### INFORMATION GIVEN ###

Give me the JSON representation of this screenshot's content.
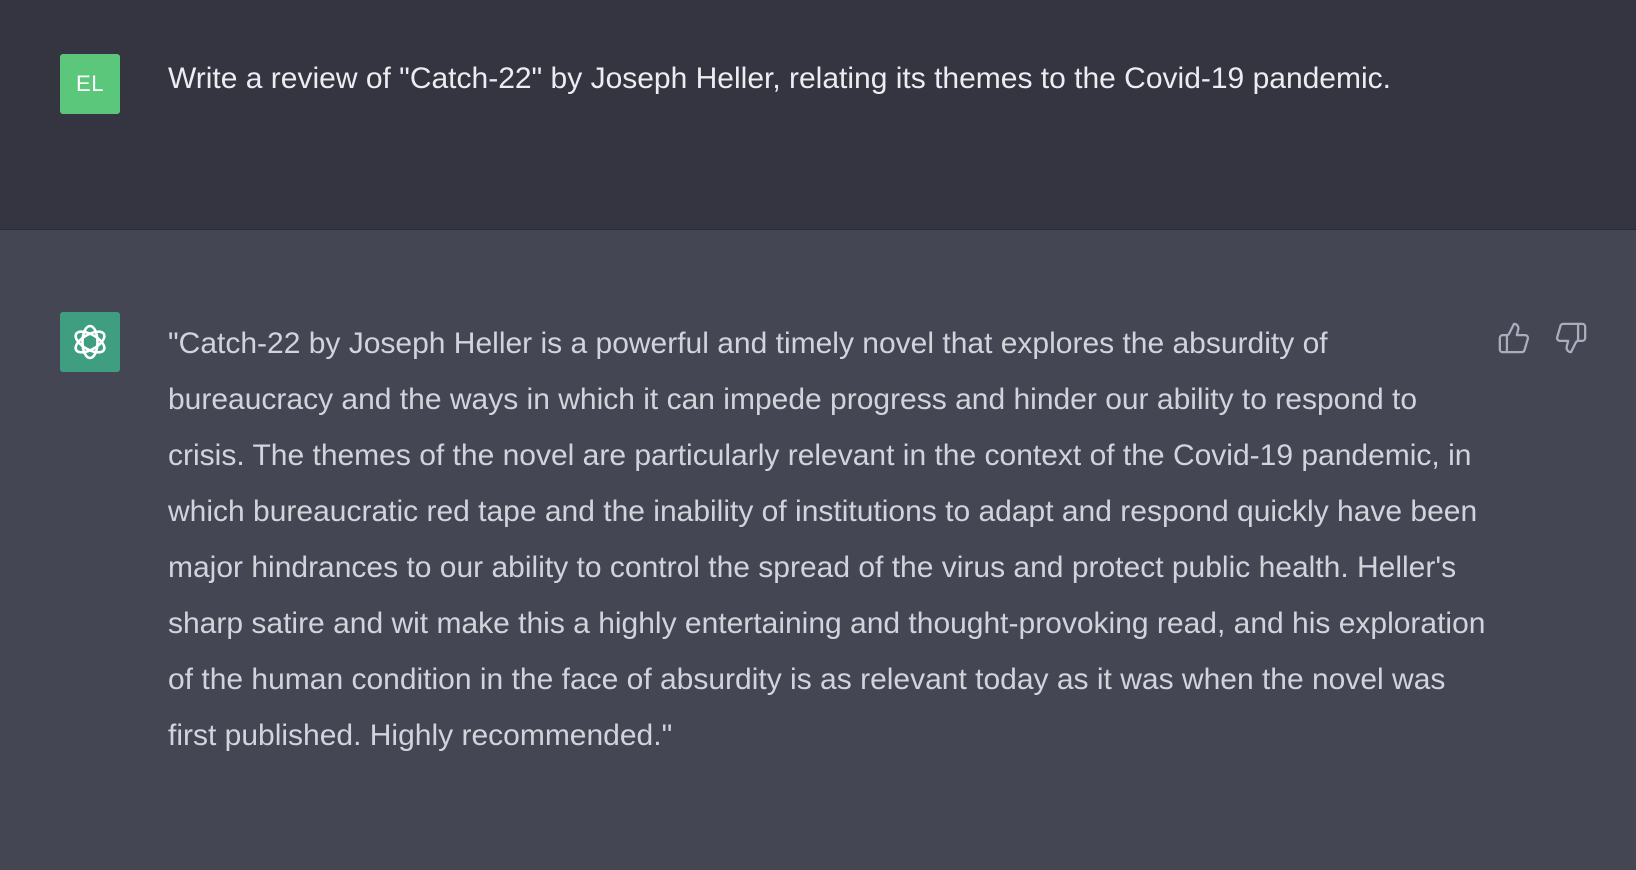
{
  "conversation": {
    "user": {
      "avatar_initials": "EL",
      "avatar_color": "#5ac77a",
      "message": "Write a review of \"Catch-22\" by Joseph Heller, relating its themes to the Covid-19 pandemic."
    },
    "assistant": {
      "avatar_icon": "openai-logo-icon",
      "avatar_color": "#3f9e80",
      "message": "\"Catch-22 by Joseph Heller is a powerful and timely novel that explores the absurdity of bureaucracy and the ways in which it can impede progress and hinder our ability to respond to crisis. The themes of the novel are particularly relevant in the context of the Covid-19 pandemic, in which bureaucratic red tape and the inability of institutions to adapt and respond quickly have been major hindrances to our ability to control the spread of the virus and protect public health. Heller's sharp satire and wit make this a highly entertaining and thought-provoking read, and his exploration of the human condition in the face of absurdity is as relevant today as it was when the novel was first published. Highly recommended.\"",
      "feedback_icons": [
        "thumbs-up-icon",
        "thumbs-down-icon"
      ]
    }
  },
  "colors": {
    "user_row_bg": "#343541",
    "assistant_row_bg": "#444654",
    "user_text": "#ececf1",
    "assistant_text": "#d1d5db",
    "icon": "#acacbe"
  }
}
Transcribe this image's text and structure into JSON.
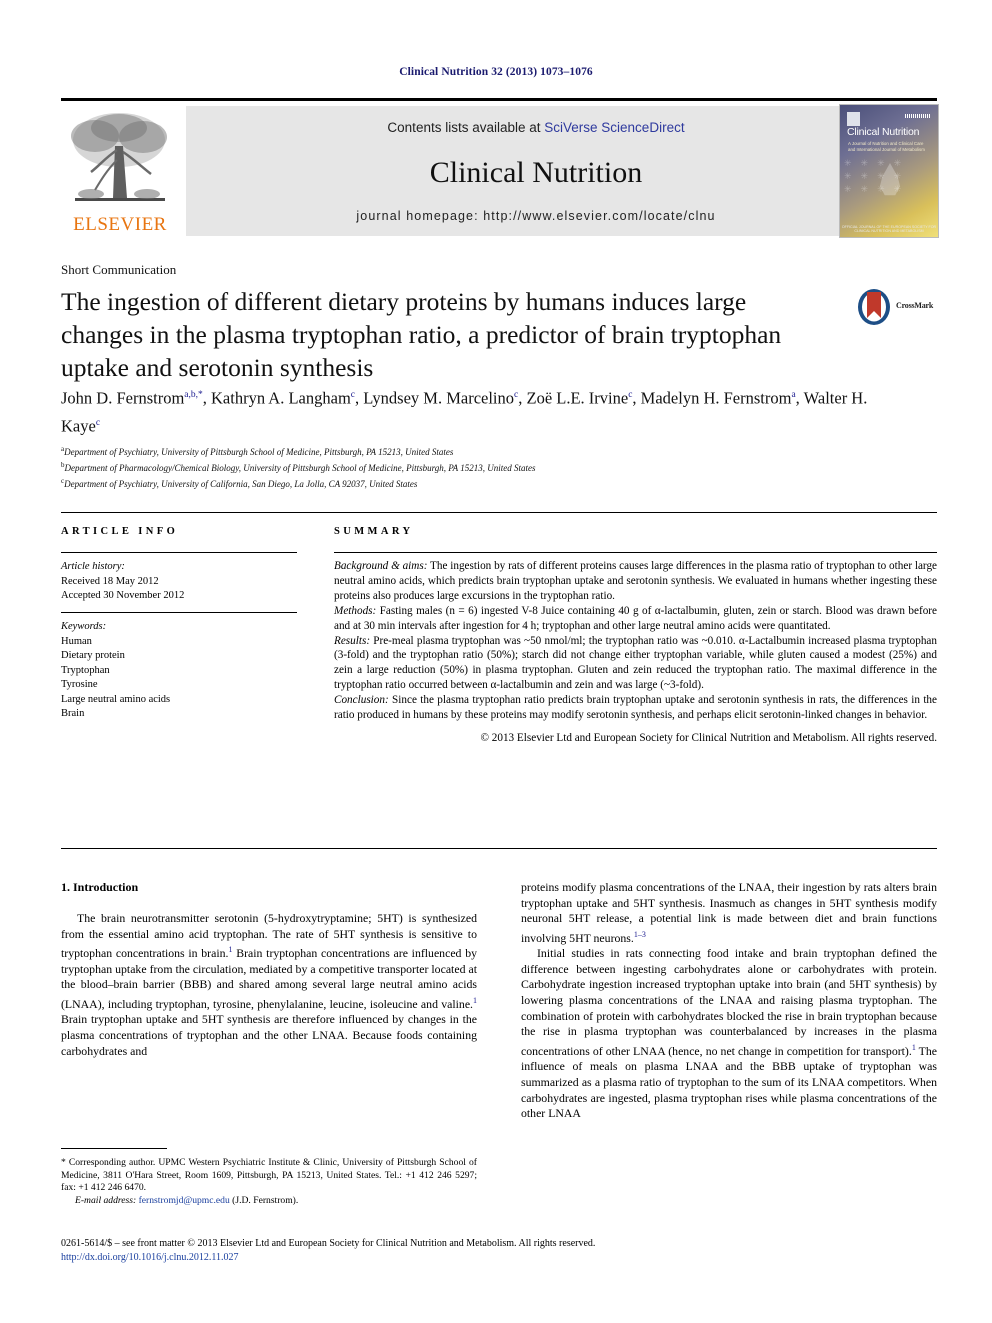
{
  "running_head": "Clinical Nutrition 32 (2013) 1073–1076",
  "masthead": {
    "publisher": "ELSEVIER",
    "contents_prefix": "Contents lists available at ",
    "contents_link": "SciVerse ScienceDirect",
    "journal_title": "Clinical Nutrition",
    "homepage": "journal homepage: http://www.elsevier.com/locate/clnu",
    "cover": {
      "title": "Clinical Nutrition",
      "subtitle": "A Journal of Nutrition and Clinical Care and International Journal of Metabolism",
      "footer": "OFFICIAL JOURNAL OF THE EUROPEAN SOCIETY FOR CLINICAL NUTRITION AND METABOLISM"
    }
  },
  "article": {
    "type": "Short Communication",
    "title": "The ingestion of different dietary proteins by humans induces large changes in the plasma tryptophan ratio, a predictor of brain tryptophan uptake and serotonin synthesis",
    "crossmark_label": "CrossMark",
    "authors_html": "John D. Fernstrom<sup>a,b,</sup><sup>*</sup>, Kathryn A. Langham<sup>c</sup>, Lyndsey M. Marcelino<sup>c</sup>, Zoë L.E. Irvine<sup>c</sup>, Madelyn H. Fernstrom<sup>a</sup>, Walter H. Kaye<sup>c</sup>",
    "affiliations": [
      {
        "marker": "a",
        "text": "Department of Psychiatry, University of Pittsburgh School of Medicine, Pittsburgh, PA 15213, United States"
      },
      {
        "marker": "b",
        "text": "Department of Pharmacology/Chemical Biology, University of Pittsburgh School of Medicine, Pittsburgh, PA 15213, United States"
      },
      {
        "marker": "c",
        "text": "Department of Psychiatry, University of California, San Diego, La Jolla, CA 92037, United States"
      }
    ]
  },
  "info": {
    "heading": "ARTICLE INFO",
    "history_label": "Article history:",
    "received": "Received 18 May 2012",
    "accepted": "Accepted 30 November 2012",
    "keywords_label": "Keywords:",
    "keywords": [
      "Human",
      "Dietary protein",
      "Tryptophan",
      "Tyrosine",
      "Large neutral amino acids",
      "Brain"
    ]
  },
  "summary": {
    "heading": "SUMMARY",
    "background_label": "Background & aims:",
    "background_text": " The ingestion by rats of different proteins causes large differences in the plasma ratio of tryptophan to other large neutral amino acids, which predicts brain tryptophan uptake and serotonin synthesis. We evaluated in humans whether ingesting these proteins also produces large excursions in the tryptophan ratio.",
    "methods_label": "Methods:",
    "methods_text": " Fasting males (n = 6) ingested V-8 Juice containing 40 g of α-lactalbumin, gluten, zein or starch. Blood was drawn before and at 30 min intervals after ingestion for 4 h; tryptophan and other large neutral amino acids were quantitated.",
    "results_label": "Results:",
    "results_text": " Pre-meal plasma tryptophan was ~50 nmol/ml; the tryptophan ratio was ~0.010. α-Lactalbumin increased plasma tryptophan (3-fold) and the tryptophan ratio (50%); starch did not change either tryptophan variable, while gluten caused a modest (25%) and zein a large reduction (50%) in plasma tryptophan. Gluten and zein reduced the tryptophan ratio. The maximal difference in the tryptophan ratio occurred between α-lactalbumin and zein and was large (~3-fold).",
    "conclusion_label": "Conclusion:",
    "conclusion_text": " Since the plasma tryptophan ratio predicts brain tryptophan uptake and serotonin synthesis in rats, the differences in the ratio produced in humans by these proteins may modify serotonin synthesis, and perhaps elicit serotonin-linked changes in behavior.",
    "copyright": "© 2013 Elsevier Ltd and European Society for Clinical Nutrition and Metabolism. All rights reserved."
  },
  "body": {
    "intro_heading": "1. Introduction",
    "left_p1": "The brain neurotransmitter serotonin (5-hydroxytryptamine; 5HT) is synthesized from the essential amino acid tryptophan. The rate of 5HT synthesis is sensitive to tryptophan concentrations in brain.<sup>1</sup> Brain tryptophan concentrations are influenced by tryptophan uptake from the circulation, mediated by a competitive transporter located at the blood–brain barrier (BBB) and shared among several large neutral amino acids (LNAA), including tryptophan, tyrosine, phenylalanine, leucine, isoleucine and valine.<sup>1</sup> Brain tryptophan uptake and 5HT synthesis are therefore influenced by changes in the plasma concentrations of tryptophan and the other LNAA. Because foods containing carbohydrates and",
    "right_p1": "proteins modify plasma concentrations of the LNAA, their ingestion by rats alters brain tryptophan uptake and 5HT synthesis. Inasmuch as changes in 5HT synthesis modify neuronal 5HT release, a potential link is made between diet and brain functions involving 5HT neurons.<sup>1–3</sup>",
    "right_p2": "Initial studies in rats connecting food intake and brain tryptophan defined the difference between ingesting carbohydrates alone or carbohydrates with protein. Carbohydrate ingestion increased tryptophan uptake into brain (and 5HT synthesis) by lowering plasma concentrations of the LNAA and raising plasma tryptophan. The combination of protein with carbohydrates blocked the rise in brain tryptophan because the rise in plasma tryptophan was counterbalanced by increases in the plasma concentrations of other LNAA (hence, no net change in competition for transport).<sup>1</sup> The influence of meals on plasma LNAA and the BBB uptake of tryptophan was summarized as a plasma ratio of tryptophan to the sum of its LNAA competitors. When carbohydrates are ingested, plasma tryptophan rises while plasma concentrations of the other LNAA"
  },
  "footnotes": {
    "corresponding": "* Corresponding author. UPMC Western Psychiatric Institute & Clinic, University of Pittsburgh School of Medicine, 3811 O'Hara Street, Room 1609, Pittsburgh, PA 15213, United States. Tel.: +1 412 246 5297; fax: +1 412 246 6470.",
    "email_label": "E-mail address:",
    "email": "fernstromjd@upmc.edu",
    "email_suffix": " (J.D. Fernstrom)."
  },
  "imprint": {
    "line1": "0261-5614/$ – see front matter © 2013 Elsevier Ltd and European Society for Clinical Nutrition and Metabolism. All rights reserved.",
    "doi": "http://dx.doi.org/10.1016/j.clnu.2012.11.027"
  },
  "colors": {
    "running_head": "#1a1a6e",
    "link": "#1a3f9e",
    "elsevier_orange": "#e87511",
    "band_gray": "#e6e6e6"
  }
}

###

§ **PROBLEM DESCRIPTION**
The result should be an exact copy of every entry above, with no pictures included.

§ **RESPONSE TO THE TASK**
Give me the JSON representation of this screenshot's content.
{
  "conversation": {
    "user": {
      "avatar_initials": "EL",
      "avatar_color": "#5ac77a",
      "message": "Write a review of \"Catch-22\" by Joseph Heller, relating its themes to the Covid-19 pandemic."
    },
    "assistant": {
      "avatar_icon": "openai-logo-icon",
      "avatar_color": "#3f9e80",
      "message": "\"Catch-22 by Joseph Heller is a powerful and timely novel that explores the absurdity of bureaucracy and the ways in which it can impede progress and hinder our ability to respond to crisis. The themes of the novel are particularly relevant in the context of the Covid-19 pandemic, in which bureaucratic red tape and the inability of institutions to adapt and respond quickly have been major hindrances to our ability to control the spread of the virus and protect public health. Heller's sharp satire and wit make this a highly entertaining and thought-provoking read, and his exploration of the human condition in the face of absurdity is as relevant today as it was when the novel was first published. Highly recommended.\"",
      "feedback_icons": [
        "thumbs-up-icon",
        "thumbs-down-icon"
      ]
    }
  },
  "colors": {
    "user_row_bg": "#343541",
    "assistant_row_bg": "#444654",
    "user_text": "#ececf1",
    "assistant_text": "#d1d5db",
    "icon": "#acacbe"
  }
}
Transcribe this image's text and structure into JSON.
{
  "running_head": "Clinical Nutrition 32 (2013) 1073–1076",
  "masthead": {
    "publisher": "ELSEVIER",
    "contents_prefix": "Contents lists available at ",
    "contents_link": "SciVerse ScienceDirect",
    "journal_title": "Clinical Nutrition",
    "homepage": "journal homepage: http://www.elsevier.com/locate/clnu",
    "cover": {
      "title": "Clinical Nutrition",
      "subtitle": "A Journal of Nutrition and Clinical Care and International Journal of Metabolism",
      "footer": "OFFICIAL JOURNAL OF THE EUROPEAN SOCIETY FOR CLINICAL NUTRITION AND METABOLISM"
    }
  },
  "article": {
    "type": "Short Communication",
    "title": "The ingestion of different dietary proteins by humans induces large changes in the plasma tryptophan ratio, a predictor of brain tryptophan uptake and serotonin synthesis",
    "crossmark_label": "CrossMark",
    "authors_html": "John D. Fernstrom<sup>a,b,</sup><sup>*</sup>, Kathryn A. Langham<sup>c</sup>, Lyndsey M. Marcelino<sup>c</sup>, Zoë L.E. Irvine<sup>c</sup>, Madelyn H. Fernstrom<sup>a</sup>, Walter H. Kaye<sup>c</sup>",
    "affiliations": [
      {
        "marker": "a",
        "text": "Department of Psychiatry, University of Pittsburgh School of Medicine, Pittsburgh, PA 15213, United States"
      },
      {
        "marker": "b",
        "text": "Department of Pharmacology/Chemical Biology, University of Pittsburgh School of Medicine, Pittsburgh, PA 15213, United States"
      },
      {
        "marker": "c",
        "text": "Department of Psychiatry, University of California, San Diego, La Jolla, CA 92037, United States"
      }
    ]
  },
  "info": {
    "heading": "ARTICLE INFO",
    "history_label": "Article history:",
    "received": "Received 18 May 2012",
    "accepted": "Accepted 30 November 2012",
    "keywords_label": "Keywords:",
    "keywords": [
      "Human",
      "Dietary protein",
      "Tryptophan",
      "Tyrosine",
      "Large neutral amino acids",
      "Brain"
    ]
  },
  "summary": {
    "heading": "SUMMARY",
    "background_label": "Background & aims:",
    "background_text": " The ingestion by rats of different proteins causes large differences in the plasma ratio of tryptophan to other large neutral amino acids, which predicts brain tryptophan uptake and serotonin synthesis. We evaluated in humans whether ingesting these proteins also produces large excursions in the tryptophan ratio.",
    "methods_label": "Methods:",
    "methods_text": " Fasting males (n = 6) ingested V-8 Juice containing 40 g of α-lactalbumin, gluten, zein or starch. Blood was drawn before and at 30 min intervals after ingestion for 4 h; tryptophan and other large neutral amino acids were quantitated.",
    "results_label": "Results:",
    "results_text": " Pre-meal plasma tryptophan was ~50 nmol/ml; the tryptophan ratio was ~0.010. α-Lactalbumin increased plasma tryptophan (3-fold) and the tryptophan ratio (50%); starch did not change either tryptophan variable, while gluten caused a modest (25%) and zein a large reduction (50%) in plasma tryptophan. Gluten and zein reduced the tryptophan ratio. The maximal difference in the tryptophan ratio occurred between α-lactalbumin and zein and was large (~3-fold).",
    "conclusion_label": "Conclusion:",
    "conclusion_text": " Since the plasma tryptophan ratio predicts brain tryptophan uptake and serotonin synthesis in rats, the differences in the ratio produced in humans by these proteins may modify serotonin synthesis, and perhaps elicit serotonin-linked changes in behavior.",
    "copyright": "© 2013 Elsevier Ltd and European Society for Clinical Nutrition and Metabolism. All rights reserved."
  },
  "body": {
    "intro_heading": "1. Introduction",
    "left_p1": "The brain neurotransmitter serotonin (5-hydroxytryptamine; 5HT) is synthesized from the essential amino acid tryptophan. The rate of 5HT synthesis is sensitive to tryptophan concentrations in brain.<sup>1</sup> Brain tryptophan concentrations are influenced by tryptophan uptake from the circulation, mediated by a competitive transporter located at the blood–brain barrier (BBB) and shared among several large neutral amino acids (LNAA), including tryptophan, tyrosine, phenylalanine, leucine, isoleucine and valine.<sup>1</sup> Brain tryptophan uptake and 5HT synthesis are therefore influenced by changes in the plasma concentrations of tryptophan and the other LNAA. Because foods containing carbohydrates and",
    "right_p1": "proteins modify plasma concentrations of the LNAA, their ingestion by rats alters brain tryptophan uptake and 5HT synthesis. Inasmuch as changes in 5HT synthesis modify neuronal 5HT release, a potential link is made between diet and brain functions involving 5HT neurons.<sup>1–3</sup>",
    "right_p2": "Initial studies in rats connecting food intake and brain tryptophan defined the difference between ingesting carbohydrates alone or carbohydrates with protein. Carbohydrate ingestion increased tryptophan uptake into brain (and 5HT synthesis) by lowering plasma concentrations of the LNAA and raising plasma tryptophan. The combination of protein with carbohydrates blocked the rise in brain tryptophan because the rise in plasma tryptophan was counterbalanced by increases in the plasma concentrations of other LNAA (hence, no net change in competition for transport).<sup>1</sup> The influence of meals on plasma LNAA and the BBB uptake of tryptophan was summarized as a plasma ratio of tryptophan to the sum of its LNAA competitors. When carbohydrates are ingested, plasma tryptophan rises while plasma concentrations of the other LNAA"
  },
  "footnotes": {
    "corresponding": "* Corresponding author. UPMC Western Psychiatric Institute & Clinic, University of Pittsburgh School of Medicine, 3811 O'Hara Street, Room 1609, Pittsburgh, PA 15213, United States. Tel.: +1 412 246 5297; fax: +1 412 246 6470.",
    "email_label": "E-mail address:",
    "email": "fernstromjd@upmc.edu",
    "email_suffix": " (J.D. Fernstrom)."
  },
  "imprint": {
    "line1": "0261-5614/$ – see front matter © 2013 Elsevier Ltd and European Society for Clinical Nutrition and Metabolism. All rights reserved.",
    "doi": "http://dx.doi.org/10.1016/j.clnu.2012.11.027"
  },
  "colors": {
    "running_head": "#1a1a6e",
    "link": "#1a3f9e",
    "elsevier_orange": "#e87511",
    "band_gray": "#e6e6e6"
  }
}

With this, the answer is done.